- _Written request_
Reproduce verbatim the rows below, from the first one through the line containing "legend-entry-2: a=1.40, b=0.45 <box>1245".

=====

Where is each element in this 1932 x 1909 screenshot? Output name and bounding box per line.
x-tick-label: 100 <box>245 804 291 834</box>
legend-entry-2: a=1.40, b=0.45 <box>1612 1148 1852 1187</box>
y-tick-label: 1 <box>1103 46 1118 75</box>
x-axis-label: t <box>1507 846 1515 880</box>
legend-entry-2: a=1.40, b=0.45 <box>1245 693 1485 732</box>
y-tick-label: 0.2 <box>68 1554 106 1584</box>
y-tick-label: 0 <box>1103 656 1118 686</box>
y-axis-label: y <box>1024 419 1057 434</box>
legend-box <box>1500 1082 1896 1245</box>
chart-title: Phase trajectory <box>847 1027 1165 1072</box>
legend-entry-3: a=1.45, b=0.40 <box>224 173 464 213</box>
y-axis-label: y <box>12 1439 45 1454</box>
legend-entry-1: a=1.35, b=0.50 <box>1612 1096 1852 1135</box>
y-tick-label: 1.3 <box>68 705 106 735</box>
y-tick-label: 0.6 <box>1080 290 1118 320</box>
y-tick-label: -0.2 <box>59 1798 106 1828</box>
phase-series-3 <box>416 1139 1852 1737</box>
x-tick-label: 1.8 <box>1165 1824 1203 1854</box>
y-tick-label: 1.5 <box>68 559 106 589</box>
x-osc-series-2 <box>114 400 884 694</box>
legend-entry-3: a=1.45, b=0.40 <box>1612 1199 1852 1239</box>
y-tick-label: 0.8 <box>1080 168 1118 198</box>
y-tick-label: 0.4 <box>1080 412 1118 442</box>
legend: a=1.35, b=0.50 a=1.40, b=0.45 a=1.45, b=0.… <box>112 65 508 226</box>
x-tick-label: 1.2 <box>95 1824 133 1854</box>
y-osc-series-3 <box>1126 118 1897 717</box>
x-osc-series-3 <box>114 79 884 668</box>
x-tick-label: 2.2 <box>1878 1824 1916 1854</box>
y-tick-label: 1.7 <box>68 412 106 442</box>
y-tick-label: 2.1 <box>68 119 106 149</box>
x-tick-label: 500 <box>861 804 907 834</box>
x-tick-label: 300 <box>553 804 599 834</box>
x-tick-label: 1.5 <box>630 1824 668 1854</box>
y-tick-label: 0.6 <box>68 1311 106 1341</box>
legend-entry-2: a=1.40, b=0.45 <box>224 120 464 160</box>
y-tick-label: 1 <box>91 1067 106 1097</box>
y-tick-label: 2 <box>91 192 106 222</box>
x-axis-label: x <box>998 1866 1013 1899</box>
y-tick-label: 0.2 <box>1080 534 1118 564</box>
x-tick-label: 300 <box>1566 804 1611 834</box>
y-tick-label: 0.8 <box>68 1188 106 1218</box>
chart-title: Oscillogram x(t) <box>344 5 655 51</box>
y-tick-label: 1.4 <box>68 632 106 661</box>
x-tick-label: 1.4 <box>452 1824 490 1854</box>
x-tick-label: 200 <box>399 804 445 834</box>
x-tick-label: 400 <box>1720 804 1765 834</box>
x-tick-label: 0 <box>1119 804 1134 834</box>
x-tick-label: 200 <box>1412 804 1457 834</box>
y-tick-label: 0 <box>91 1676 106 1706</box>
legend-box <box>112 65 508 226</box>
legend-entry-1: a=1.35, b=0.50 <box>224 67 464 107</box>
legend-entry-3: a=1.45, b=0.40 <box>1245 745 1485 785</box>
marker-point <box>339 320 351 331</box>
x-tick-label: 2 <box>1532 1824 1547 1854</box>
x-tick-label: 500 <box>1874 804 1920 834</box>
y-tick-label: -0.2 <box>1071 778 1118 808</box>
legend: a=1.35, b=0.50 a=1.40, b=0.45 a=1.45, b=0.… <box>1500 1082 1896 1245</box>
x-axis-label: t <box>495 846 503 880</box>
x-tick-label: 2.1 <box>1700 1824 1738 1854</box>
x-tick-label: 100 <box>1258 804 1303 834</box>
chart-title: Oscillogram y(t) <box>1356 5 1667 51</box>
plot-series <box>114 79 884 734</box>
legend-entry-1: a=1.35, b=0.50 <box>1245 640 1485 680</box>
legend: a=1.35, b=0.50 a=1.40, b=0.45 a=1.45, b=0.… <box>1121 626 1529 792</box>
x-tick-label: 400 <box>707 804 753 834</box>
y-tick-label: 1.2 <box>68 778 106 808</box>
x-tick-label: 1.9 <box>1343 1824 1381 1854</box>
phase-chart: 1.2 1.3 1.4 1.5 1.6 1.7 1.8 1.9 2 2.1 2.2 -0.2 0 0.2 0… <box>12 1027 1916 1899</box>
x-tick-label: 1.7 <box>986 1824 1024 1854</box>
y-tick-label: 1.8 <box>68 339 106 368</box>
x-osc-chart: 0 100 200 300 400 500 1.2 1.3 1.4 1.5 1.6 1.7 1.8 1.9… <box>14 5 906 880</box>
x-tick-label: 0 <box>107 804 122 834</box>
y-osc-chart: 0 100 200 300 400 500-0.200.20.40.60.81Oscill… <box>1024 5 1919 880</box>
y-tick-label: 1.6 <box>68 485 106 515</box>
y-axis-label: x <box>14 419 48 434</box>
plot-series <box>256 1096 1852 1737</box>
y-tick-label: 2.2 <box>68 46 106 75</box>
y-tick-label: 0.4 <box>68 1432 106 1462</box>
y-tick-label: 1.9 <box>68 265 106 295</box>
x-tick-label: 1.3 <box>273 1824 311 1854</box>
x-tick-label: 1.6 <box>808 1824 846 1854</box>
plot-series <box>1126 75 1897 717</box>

=====

- _Solution for this task_
Where is each element in this 1932 x 1909 screenshot? Output name and bounding box per line.
x-tick-label: 100 <box>245 804 291 834</box>
legend-entry-2: a=1.40, b=0.45 <box>1612 1148 1852 1187</box>
y-tick-label: 1 <box>1103 46 1118 75</box>
x-axis-label: t <box>1507 846 1515 880</box>
legend-entry-2: a=1.40, b=0.45 <box>1245 693 1485 732</box>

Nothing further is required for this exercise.